_INSTRUCTIONS TO FOLLOW_
From the entries below, count every line that contains the word "your". Please give the number and nothing else.

_EXTRACTED RECORDS_
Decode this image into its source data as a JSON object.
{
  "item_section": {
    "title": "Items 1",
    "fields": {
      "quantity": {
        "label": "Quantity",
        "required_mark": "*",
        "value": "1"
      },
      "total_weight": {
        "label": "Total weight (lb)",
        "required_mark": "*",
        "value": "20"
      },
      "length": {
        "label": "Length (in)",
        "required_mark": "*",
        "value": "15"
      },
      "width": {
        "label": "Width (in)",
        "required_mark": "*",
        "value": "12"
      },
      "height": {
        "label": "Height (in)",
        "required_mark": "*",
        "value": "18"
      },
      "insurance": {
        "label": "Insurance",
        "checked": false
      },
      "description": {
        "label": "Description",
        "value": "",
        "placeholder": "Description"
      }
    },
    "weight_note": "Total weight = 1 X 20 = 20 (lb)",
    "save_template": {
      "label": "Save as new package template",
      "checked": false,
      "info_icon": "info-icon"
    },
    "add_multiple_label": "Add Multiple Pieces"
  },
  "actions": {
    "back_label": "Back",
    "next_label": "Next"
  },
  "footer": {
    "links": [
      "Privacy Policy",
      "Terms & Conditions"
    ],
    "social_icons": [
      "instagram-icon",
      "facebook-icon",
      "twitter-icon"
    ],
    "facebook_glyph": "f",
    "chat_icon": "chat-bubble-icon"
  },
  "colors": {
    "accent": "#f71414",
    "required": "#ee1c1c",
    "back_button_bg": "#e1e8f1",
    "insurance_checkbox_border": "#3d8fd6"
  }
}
---
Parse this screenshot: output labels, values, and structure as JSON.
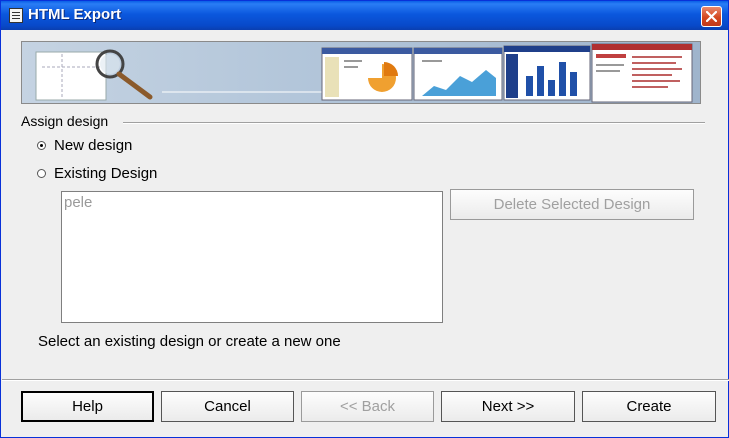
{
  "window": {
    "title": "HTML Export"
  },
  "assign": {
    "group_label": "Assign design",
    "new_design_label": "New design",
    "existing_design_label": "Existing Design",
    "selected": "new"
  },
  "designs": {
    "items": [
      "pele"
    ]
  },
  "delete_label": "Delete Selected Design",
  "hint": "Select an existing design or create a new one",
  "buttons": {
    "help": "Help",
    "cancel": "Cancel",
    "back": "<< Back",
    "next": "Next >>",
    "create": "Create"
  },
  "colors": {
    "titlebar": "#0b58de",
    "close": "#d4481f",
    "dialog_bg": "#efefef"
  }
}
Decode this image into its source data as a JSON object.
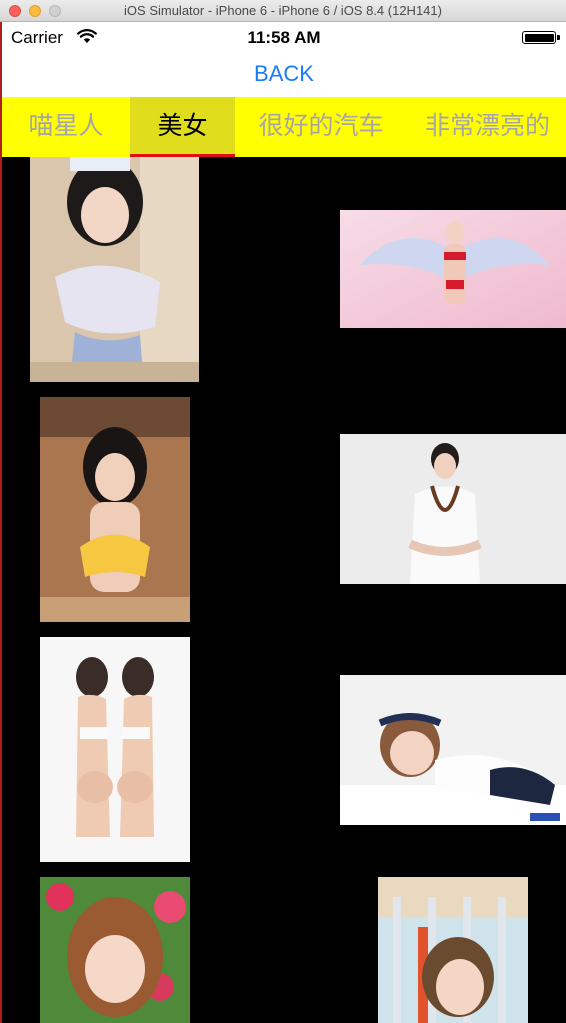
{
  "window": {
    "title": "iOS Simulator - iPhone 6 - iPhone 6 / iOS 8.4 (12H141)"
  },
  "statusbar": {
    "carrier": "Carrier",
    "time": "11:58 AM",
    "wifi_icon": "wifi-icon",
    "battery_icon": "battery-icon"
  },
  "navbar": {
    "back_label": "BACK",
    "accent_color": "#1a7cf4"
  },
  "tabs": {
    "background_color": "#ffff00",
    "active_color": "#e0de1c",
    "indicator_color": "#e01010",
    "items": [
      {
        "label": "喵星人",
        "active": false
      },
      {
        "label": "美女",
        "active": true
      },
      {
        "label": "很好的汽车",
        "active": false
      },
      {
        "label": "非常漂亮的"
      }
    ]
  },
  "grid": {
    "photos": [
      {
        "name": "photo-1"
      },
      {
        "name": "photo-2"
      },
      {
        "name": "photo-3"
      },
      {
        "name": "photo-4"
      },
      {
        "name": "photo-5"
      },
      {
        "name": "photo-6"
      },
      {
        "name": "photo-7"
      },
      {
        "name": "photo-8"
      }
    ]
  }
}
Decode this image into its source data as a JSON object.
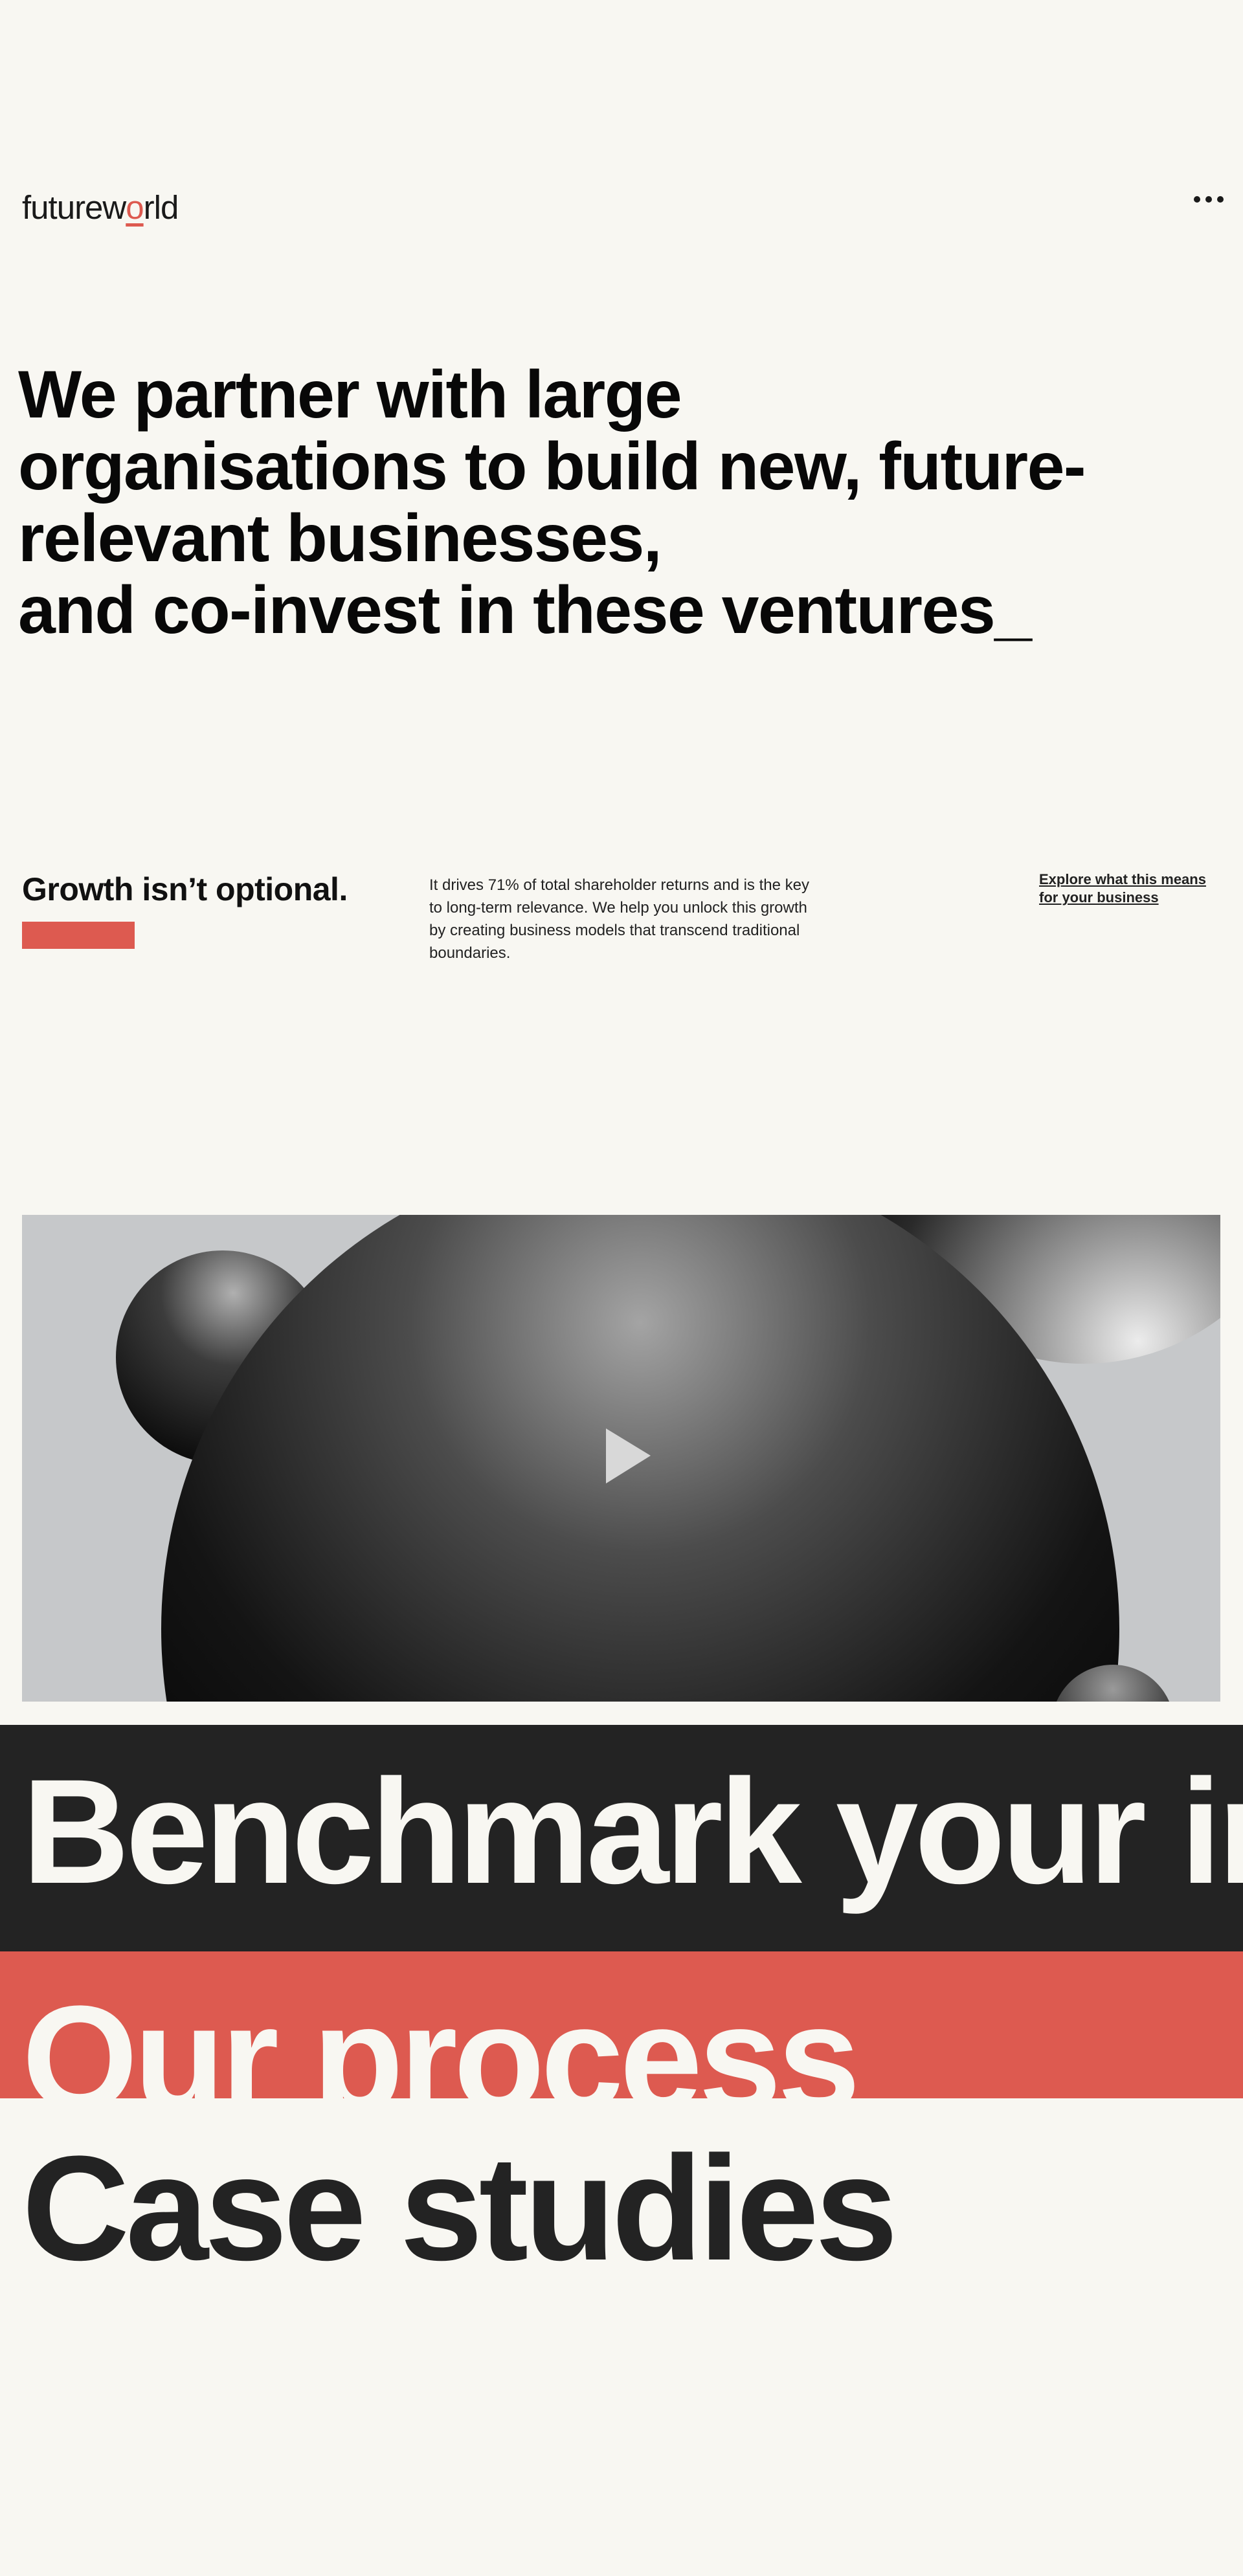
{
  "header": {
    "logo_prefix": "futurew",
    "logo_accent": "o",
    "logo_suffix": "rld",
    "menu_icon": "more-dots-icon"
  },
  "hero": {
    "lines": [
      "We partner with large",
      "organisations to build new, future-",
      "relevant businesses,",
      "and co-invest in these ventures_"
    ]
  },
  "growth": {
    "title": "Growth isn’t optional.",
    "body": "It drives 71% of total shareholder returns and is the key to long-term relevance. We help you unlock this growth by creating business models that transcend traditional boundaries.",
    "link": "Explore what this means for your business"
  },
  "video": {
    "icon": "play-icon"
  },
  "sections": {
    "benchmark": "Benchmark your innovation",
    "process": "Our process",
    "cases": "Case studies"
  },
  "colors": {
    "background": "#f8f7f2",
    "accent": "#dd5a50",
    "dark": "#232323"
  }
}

_ANSWER TO THE TASK_
2